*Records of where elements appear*
>> start
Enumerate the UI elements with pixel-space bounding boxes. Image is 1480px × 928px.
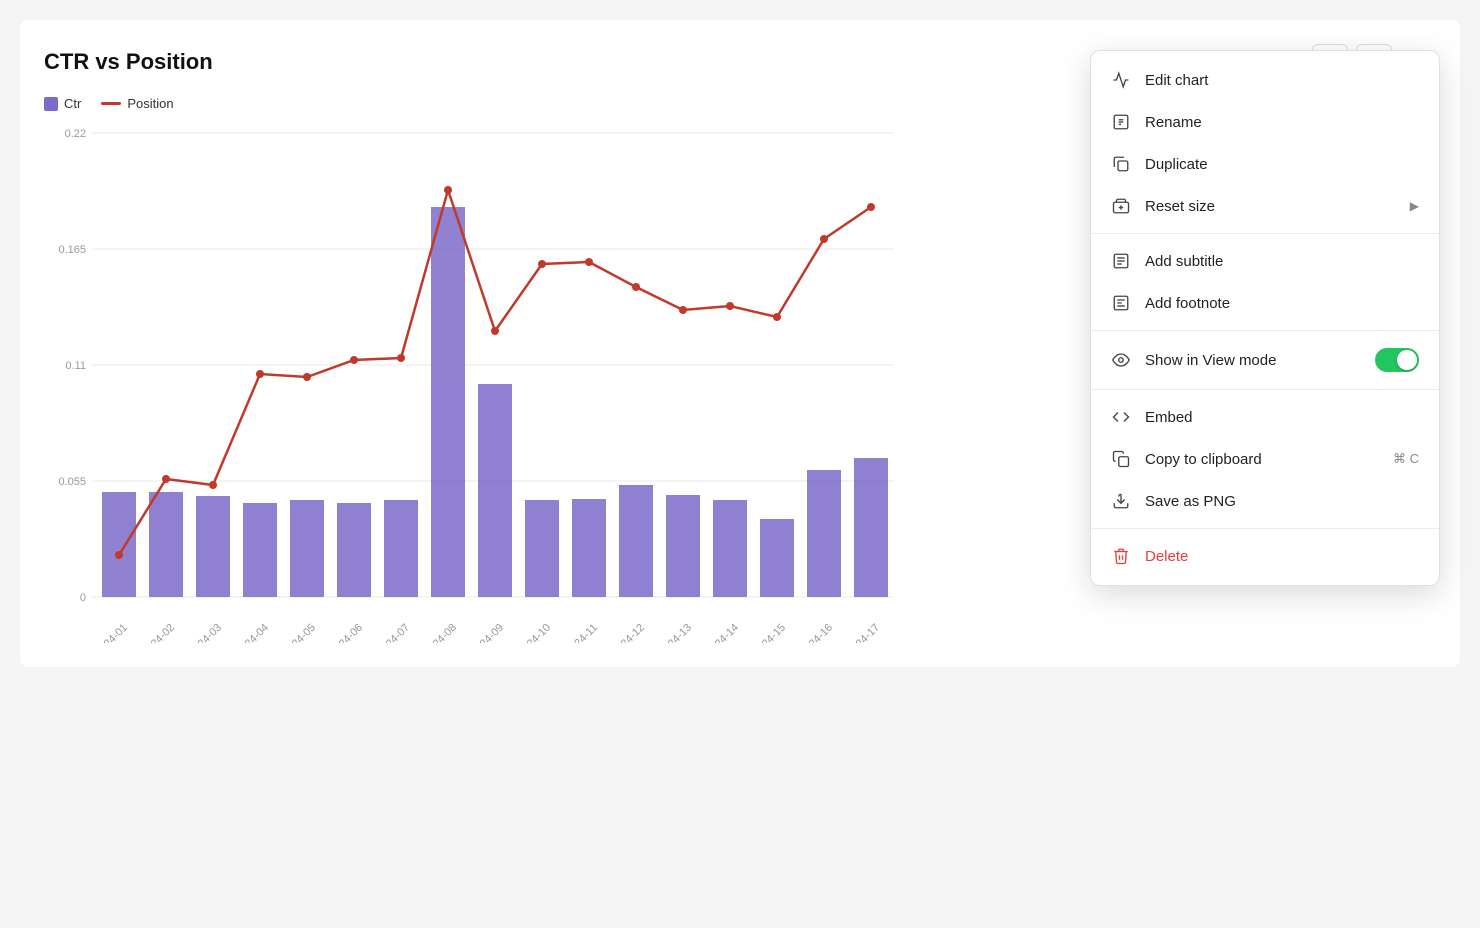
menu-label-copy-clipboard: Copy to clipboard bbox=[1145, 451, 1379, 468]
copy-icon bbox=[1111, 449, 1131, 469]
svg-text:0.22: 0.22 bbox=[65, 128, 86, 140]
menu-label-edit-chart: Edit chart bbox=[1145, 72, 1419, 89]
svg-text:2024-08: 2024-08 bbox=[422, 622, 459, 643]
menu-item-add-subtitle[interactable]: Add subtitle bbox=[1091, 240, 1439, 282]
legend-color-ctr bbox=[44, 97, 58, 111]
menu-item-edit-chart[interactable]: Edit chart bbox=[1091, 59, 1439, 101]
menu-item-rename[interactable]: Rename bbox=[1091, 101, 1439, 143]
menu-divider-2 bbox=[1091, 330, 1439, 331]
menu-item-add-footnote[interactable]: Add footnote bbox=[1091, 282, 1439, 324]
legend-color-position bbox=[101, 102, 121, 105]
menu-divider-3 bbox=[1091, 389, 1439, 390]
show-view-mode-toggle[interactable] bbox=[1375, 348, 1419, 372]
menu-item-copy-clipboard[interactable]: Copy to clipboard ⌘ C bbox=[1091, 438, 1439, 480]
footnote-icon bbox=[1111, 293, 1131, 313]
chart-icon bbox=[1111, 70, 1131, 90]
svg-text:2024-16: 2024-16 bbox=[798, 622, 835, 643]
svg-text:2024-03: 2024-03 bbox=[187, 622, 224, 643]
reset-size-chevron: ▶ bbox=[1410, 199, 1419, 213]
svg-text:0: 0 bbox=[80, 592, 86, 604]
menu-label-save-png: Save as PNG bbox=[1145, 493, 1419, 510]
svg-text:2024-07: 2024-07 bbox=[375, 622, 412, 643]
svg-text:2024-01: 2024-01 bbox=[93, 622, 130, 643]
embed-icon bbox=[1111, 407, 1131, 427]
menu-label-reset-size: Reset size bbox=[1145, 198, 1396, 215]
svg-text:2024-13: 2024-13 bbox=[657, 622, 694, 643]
>> end
Count how many lines of the data contain the string "icon". Give only the number.

*Response to this exercise*
4